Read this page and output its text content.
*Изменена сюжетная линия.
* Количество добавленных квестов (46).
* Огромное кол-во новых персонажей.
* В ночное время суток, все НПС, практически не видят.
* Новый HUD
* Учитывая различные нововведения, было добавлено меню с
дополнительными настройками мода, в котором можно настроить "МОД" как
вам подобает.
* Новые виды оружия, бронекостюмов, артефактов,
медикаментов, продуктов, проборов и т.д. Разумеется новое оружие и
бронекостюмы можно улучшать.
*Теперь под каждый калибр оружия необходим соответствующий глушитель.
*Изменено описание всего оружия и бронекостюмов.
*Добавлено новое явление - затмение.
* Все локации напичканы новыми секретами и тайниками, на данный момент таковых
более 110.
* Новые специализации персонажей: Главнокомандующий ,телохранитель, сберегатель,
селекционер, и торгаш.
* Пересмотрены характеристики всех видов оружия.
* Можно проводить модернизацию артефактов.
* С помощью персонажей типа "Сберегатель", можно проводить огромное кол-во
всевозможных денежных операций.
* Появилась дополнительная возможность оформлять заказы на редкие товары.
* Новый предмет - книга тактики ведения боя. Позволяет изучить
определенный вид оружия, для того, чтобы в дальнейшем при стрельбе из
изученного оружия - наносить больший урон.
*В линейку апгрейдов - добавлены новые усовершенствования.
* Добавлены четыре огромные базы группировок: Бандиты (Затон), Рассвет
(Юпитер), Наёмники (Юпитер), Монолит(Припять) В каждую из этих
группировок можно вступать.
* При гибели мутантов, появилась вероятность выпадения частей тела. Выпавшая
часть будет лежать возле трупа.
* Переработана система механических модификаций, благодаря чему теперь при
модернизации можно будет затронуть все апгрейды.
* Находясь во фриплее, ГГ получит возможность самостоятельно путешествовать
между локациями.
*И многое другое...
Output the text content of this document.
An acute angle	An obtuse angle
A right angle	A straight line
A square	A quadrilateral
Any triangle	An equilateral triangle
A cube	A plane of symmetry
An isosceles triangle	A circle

> **Task goal**
From the entries, report each line that includes the word "бронекостюмов".

> **Answer to this task**
* Новые виды оружия, бронекостюмов, артефактов,
*Изменено описание всего оружия и бронекостюмов.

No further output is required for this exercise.